:: Текст для чтения ::
'''

Эти соображения подводят к мысли о масштабах личности Сергия, высоте его духа и величии его замысла, том выходе–подъеме на новый уровень святости, никогда еще не достигавшийся в такой полноте и глубине в русской святости и сейчас, шесть веков спустя, остающийся ее вершиной, ее высшим цветением. Тихий, кроткий, смиренный Сергий неслышно, незаметно, ненасильно — ни в отношении людей, ни в отношении самой жизни — «тихой и кроткой речью», «неуловимыми, бесшумными нравственными средствами, про которые не знаешь, что и рассказать» (Ключевский 1990, 69, 74), изменил всю ситуацию несравненно больше по своим масштабам и основательнее, чем любая революция. Она — против человека, жизни, предания как сферы многовекового духовно–практического опыта народа [392] . Сергий же, уловив голос самой жизни, поняв вызов времени, осмыслив нужду человека и его отклик на этот вызов, тихо, не нарушая естественного хода жизни и не вводя в соблазн человека, сделал свое великое дело. Многое изменилось к лучшему: подъем религиозного духа и всё, что ему сопутствует, стали реальностью, но людям казалось, что всё это произошло само собой, естественно. Сергия любили, но не столько за то, что он что–то сделал, а скорее за то, что он был таким, каким он был, каким его знали или представляли. Таким он и остался в народной памяти. Нечто неуловимое, не дающееся слову, которое, когда оно о Сергии, всегда кажется бледным и слишком уж приблизительным, присутствует в Сергии, и само это присутствие чувствуется, так или иначе о нем догадываются. Пытаясь понять это нечто, уводящее в тайну Сергия, и пытаясь выразить его словом, — тоже, конечно, очень приблизительным, условным, частичным, — можно сказать, что в Сергии не поражает, но убеждает присутствие некоей бесконечной духовной силы, онтологической полноты, крепости, основательности, добротности, надежности, несуетности. Трудно не поддаться соблазну думать, что народ, отдавший свою лучшую любовь Сергию, и в некоем реальном пространстве жизни (не говоря уж об идеальном) был как–то соотнесен с Сергием, что свет, исходящий от него, упал на его духовных детей (вся Русь была его, если и не всегда последовательной и прилежной, то все–таки глубоко восприимчивой и чуткой ученицей) и что сам Сергий был плоть от плоти этого народа, собрав его лучшие качества и прежде всего смиренность.

392

См. Ухтомский 1996. Предание, если говорить о русской традиции, объединяет и канонические христианские тексты, и святоотческую литературу, и великую русскую художественную литературу, «осознаваемую как органическую часть того предания, в мире которого жили и живут русские люди». И еще, на этот раз с другой стороны, — «Там, где оборвано предание Христовой Церкви, — человечество быстро скатывается в животное состояние»; ср. также Хализев 1998, 223 и др.

Какими мучительными ни были страдания, которые претерпел Сергий от бесовской рати и самого их главного начальника, есть уверенность, что в душе его даже в худшие минуты не было и не могло быть смятения, отречения, сделки. Переживание этих сергиевых страхований содержит ценный практический урок для тех, кто может оказаться и оказывался в подобных обстоятельствах. Бесовское полчище с его «отрицательной» чуткостью, несомненно, поняло масштаб (но не природу!) Сергия и так же несомненно впало в смятение, почувствовав в нем ту силу, которая делает напрасными все попытки сломить Сергия, и бесполезность своих усилий. Обрушив с крайней досады на Сергия шквал мучений, они, видимо, и сами не верили в свой успех: по сути, это был их последний арьергардный бой. Но сама степень их беснования, то исключительное внимание, которое уделено было ими Сергию, — косвенное свидетельство величия духа Сергия и ответственности момента, в который решается выбор — или… или…: для Сергия выбора не было, всё было ясно заранее. В христианской аскетике и святым отцам было известно, что резкое возрастание деятельности врага рода человеческого отмечается тогда, когда человек начинает восхождение на высший уровень своего духовного бытия или даже становится ясно, что это восхождение не может не состояться (см. Дунаев 1996–1997).

'''

:: Фрагменты записей ::
'''

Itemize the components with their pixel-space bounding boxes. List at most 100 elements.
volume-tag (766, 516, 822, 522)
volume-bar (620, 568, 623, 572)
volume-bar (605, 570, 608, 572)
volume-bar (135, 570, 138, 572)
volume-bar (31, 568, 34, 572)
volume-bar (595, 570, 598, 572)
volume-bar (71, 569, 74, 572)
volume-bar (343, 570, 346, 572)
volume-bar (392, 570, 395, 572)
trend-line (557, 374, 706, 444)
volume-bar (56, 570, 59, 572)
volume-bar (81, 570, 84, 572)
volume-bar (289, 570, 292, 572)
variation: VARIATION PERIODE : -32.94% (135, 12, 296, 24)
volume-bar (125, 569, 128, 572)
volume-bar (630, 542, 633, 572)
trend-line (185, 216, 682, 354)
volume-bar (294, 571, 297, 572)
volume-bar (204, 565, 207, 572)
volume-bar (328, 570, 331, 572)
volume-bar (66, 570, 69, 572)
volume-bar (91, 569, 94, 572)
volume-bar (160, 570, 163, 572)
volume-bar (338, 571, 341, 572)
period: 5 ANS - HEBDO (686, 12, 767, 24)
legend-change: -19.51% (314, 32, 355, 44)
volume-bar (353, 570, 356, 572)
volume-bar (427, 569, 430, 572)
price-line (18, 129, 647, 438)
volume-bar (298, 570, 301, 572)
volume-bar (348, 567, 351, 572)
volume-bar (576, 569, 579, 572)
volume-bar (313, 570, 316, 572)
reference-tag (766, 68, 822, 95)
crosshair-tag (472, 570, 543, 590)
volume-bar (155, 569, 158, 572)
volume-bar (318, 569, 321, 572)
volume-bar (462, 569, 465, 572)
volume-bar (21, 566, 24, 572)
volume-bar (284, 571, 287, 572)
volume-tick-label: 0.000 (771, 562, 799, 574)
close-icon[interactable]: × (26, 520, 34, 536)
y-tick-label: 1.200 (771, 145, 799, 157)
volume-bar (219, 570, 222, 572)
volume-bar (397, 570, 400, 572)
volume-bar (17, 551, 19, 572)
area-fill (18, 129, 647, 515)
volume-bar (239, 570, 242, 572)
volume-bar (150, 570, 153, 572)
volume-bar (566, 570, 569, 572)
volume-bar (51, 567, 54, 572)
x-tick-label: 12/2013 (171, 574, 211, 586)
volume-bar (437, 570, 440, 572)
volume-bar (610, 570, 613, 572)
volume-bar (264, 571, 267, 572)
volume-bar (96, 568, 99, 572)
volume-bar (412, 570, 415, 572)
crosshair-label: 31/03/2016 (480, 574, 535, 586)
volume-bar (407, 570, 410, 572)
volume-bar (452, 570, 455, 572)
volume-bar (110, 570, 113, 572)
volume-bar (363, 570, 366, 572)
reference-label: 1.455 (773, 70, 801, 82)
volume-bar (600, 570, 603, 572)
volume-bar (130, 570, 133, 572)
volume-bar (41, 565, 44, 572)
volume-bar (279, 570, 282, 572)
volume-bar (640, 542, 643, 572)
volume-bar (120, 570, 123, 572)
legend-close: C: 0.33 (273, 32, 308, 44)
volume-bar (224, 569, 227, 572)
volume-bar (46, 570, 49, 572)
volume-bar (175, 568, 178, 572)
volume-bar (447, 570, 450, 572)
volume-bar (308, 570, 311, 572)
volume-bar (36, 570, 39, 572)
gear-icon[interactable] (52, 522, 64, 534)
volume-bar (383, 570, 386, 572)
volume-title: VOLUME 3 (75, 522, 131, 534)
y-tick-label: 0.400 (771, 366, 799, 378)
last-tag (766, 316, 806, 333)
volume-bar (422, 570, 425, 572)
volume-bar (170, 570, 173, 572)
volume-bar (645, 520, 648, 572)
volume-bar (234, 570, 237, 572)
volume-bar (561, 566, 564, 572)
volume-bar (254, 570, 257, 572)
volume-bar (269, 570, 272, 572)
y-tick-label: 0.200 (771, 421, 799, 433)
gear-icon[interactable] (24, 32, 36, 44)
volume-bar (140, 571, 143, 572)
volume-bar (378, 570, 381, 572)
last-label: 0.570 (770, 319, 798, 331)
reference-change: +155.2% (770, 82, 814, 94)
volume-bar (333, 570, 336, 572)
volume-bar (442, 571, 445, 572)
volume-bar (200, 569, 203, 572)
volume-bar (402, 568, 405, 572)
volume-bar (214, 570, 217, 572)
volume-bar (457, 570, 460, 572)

'''

:: Задание ::
Выпишите, пожалуйста, из текста о Сергии все свойства, присутствие которых в Сергии, согласно тексту, «не поражает, но убеждает».

:: Ответ к заданию ::
некоей бесконечной духовной силы
онтологической полноты
крепости
основательности
добротности
надежности
несуетности